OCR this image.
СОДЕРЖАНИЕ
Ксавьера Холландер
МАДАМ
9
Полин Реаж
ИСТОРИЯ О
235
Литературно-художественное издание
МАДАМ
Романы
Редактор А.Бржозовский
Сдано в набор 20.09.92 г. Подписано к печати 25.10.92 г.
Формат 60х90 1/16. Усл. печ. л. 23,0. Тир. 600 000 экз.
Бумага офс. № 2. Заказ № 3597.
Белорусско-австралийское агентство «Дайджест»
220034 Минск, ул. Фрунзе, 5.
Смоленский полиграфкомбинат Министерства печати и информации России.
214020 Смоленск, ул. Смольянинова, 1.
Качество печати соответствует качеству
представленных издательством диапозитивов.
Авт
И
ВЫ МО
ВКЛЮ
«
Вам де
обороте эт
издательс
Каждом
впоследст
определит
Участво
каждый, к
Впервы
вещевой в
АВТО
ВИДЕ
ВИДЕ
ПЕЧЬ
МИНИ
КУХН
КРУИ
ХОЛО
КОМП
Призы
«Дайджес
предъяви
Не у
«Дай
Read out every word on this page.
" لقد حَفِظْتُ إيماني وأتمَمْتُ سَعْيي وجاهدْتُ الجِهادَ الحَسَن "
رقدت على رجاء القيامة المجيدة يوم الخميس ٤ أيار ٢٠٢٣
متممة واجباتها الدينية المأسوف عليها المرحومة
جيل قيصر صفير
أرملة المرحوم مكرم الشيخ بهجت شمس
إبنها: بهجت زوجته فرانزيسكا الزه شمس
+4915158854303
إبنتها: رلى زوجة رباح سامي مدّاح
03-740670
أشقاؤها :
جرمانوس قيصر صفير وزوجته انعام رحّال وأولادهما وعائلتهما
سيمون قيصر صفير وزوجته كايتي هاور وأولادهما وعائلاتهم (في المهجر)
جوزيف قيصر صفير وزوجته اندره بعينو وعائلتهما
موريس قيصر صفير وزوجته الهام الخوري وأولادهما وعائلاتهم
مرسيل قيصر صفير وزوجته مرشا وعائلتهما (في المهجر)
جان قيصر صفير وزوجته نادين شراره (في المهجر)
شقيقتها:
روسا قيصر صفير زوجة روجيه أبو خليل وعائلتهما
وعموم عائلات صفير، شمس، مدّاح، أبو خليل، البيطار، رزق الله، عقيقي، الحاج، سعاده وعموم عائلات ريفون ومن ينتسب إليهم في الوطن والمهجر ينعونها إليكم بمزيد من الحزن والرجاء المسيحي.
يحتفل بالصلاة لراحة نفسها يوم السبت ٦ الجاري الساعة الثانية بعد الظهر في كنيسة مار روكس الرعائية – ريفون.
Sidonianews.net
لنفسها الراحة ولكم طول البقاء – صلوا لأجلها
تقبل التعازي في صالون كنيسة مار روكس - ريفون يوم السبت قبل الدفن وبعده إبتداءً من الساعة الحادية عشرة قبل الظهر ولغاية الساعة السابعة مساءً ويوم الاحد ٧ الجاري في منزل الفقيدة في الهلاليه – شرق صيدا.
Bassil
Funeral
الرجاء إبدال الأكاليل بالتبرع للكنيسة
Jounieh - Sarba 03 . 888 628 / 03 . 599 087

## Exercise details
Sift the material for lines with the string "بهجت". Copy each one found.

## Written response
أرملة المرحوم مكرم الشيخ بهجت شمس
إبنها: بهجت زوجته فرانزيسكا الزه شمس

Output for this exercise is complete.